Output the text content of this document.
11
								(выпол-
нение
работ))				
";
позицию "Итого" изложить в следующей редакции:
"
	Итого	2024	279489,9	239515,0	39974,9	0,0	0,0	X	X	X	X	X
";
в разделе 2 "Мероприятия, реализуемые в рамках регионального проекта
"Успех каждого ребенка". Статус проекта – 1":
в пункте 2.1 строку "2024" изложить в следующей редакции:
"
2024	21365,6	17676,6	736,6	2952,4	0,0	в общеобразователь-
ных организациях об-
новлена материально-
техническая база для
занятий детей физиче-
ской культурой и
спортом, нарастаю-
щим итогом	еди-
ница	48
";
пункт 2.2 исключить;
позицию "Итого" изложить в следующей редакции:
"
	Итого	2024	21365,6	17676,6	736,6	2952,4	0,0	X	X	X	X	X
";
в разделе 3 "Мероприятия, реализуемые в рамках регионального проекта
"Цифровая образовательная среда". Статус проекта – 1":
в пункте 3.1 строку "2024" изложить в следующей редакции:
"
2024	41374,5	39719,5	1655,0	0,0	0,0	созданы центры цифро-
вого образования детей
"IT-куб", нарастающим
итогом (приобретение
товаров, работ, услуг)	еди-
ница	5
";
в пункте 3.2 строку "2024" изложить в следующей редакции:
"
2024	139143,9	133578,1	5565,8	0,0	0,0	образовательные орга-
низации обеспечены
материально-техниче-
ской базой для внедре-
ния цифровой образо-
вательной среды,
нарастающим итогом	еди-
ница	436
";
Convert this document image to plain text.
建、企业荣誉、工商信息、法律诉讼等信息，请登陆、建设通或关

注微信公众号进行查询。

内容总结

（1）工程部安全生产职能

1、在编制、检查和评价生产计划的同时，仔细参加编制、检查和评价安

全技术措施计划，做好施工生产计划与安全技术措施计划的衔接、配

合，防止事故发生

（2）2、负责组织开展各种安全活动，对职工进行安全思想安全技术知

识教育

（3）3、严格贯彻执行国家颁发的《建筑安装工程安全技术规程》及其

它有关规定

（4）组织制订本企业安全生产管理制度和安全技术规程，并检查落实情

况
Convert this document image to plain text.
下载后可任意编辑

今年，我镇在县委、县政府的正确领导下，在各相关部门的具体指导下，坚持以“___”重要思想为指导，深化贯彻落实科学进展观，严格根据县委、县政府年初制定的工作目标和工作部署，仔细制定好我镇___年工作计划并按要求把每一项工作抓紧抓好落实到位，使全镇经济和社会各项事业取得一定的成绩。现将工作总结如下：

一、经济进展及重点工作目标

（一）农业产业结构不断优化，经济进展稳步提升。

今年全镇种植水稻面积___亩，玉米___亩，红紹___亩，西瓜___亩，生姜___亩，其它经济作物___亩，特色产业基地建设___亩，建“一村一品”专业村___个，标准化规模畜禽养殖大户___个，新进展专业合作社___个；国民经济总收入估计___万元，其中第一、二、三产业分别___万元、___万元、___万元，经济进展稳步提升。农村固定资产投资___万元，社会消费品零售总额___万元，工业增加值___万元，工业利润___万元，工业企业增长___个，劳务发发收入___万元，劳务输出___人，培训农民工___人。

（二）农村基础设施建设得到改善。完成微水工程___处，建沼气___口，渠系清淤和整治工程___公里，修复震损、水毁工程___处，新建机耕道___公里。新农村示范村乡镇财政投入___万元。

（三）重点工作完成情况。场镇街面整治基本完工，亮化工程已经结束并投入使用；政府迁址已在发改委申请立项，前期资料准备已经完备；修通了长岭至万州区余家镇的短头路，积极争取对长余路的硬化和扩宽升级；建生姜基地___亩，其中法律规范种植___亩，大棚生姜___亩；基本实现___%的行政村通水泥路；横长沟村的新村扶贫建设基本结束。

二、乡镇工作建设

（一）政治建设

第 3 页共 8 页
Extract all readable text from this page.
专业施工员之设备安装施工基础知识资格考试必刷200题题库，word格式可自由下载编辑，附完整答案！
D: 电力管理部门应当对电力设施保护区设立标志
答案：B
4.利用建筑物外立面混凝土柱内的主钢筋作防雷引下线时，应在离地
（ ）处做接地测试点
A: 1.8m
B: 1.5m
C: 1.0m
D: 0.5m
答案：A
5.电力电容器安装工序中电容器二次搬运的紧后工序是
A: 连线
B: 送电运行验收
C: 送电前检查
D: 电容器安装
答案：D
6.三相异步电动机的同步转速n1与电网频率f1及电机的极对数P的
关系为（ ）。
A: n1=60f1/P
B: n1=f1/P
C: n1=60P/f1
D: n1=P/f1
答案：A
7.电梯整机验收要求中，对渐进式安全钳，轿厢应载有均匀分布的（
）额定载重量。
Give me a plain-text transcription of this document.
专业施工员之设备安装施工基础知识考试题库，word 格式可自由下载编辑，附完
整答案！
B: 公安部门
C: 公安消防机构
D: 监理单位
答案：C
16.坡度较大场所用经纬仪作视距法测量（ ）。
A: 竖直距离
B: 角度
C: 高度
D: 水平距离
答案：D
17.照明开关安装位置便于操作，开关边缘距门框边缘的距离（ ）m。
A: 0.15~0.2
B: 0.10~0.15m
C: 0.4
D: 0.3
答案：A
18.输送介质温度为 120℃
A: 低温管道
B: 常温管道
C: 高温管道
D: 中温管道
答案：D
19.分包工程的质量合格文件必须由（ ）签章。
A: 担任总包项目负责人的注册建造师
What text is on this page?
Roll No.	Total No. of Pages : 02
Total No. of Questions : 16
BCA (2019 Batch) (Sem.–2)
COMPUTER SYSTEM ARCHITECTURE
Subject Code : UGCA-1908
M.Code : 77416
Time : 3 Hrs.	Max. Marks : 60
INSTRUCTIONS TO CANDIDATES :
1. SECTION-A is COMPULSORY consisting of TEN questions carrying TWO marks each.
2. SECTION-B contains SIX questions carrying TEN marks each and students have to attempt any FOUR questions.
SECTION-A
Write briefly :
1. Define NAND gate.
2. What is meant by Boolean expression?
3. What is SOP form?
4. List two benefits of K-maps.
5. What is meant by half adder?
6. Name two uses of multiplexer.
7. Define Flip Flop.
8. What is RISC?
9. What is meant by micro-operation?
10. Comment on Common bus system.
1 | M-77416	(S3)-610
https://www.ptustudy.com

GOAL: Each line that holds the word "document" should be extracted from the records.

SOLUTION TO THIS EXERCISE:
Output the text content of this document.
Convert this document image to plain text.
Convert this document image to plain text.
Give me a plain-text transcription of this document.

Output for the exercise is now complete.